* _Dataset records_
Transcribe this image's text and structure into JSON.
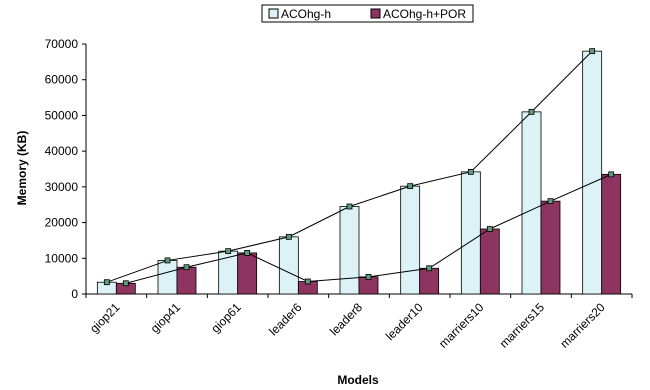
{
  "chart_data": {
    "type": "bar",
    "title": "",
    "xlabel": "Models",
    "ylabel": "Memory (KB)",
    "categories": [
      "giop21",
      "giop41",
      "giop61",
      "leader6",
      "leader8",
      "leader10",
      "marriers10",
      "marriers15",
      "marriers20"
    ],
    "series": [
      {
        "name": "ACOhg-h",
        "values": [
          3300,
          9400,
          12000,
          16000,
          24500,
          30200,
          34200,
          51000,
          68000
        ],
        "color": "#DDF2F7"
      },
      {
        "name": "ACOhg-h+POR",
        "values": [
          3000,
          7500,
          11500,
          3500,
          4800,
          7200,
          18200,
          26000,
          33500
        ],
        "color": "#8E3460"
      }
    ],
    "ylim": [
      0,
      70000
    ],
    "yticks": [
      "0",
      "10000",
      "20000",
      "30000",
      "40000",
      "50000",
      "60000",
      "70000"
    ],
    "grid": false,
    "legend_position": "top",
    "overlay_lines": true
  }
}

==

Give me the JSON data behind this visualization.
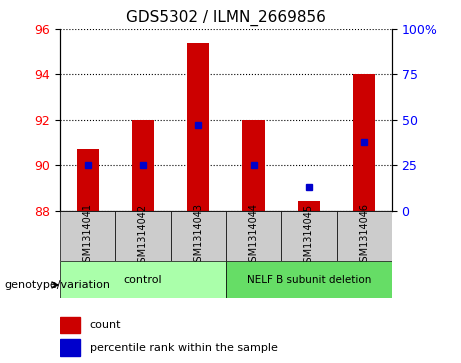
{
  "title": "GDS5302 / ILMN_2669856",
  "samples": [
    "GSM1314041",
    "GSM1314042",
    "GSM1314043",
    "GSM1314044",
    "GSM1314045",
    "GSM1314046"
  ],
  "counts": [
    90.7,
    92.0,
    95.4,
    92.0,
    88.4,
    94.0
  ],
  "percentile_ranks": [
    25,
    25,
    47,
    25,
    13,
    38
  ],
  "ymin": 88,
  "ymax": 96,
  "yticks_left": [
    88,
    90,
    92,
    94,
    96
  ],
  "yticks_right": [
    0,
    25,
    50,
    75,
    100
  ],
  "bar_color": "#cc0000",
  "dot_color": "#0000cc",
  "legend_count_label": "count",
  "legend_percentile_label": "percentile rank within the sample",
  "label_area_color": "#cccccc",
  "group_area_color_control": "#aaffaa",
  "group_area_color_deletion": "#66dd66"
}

* _Given exercise_
Using the records above, gather all lines where the string "JSON" is present.

* _Written response_
Transcribe this image's text and structure into JSON.
Give me the JSON data behind this visualization.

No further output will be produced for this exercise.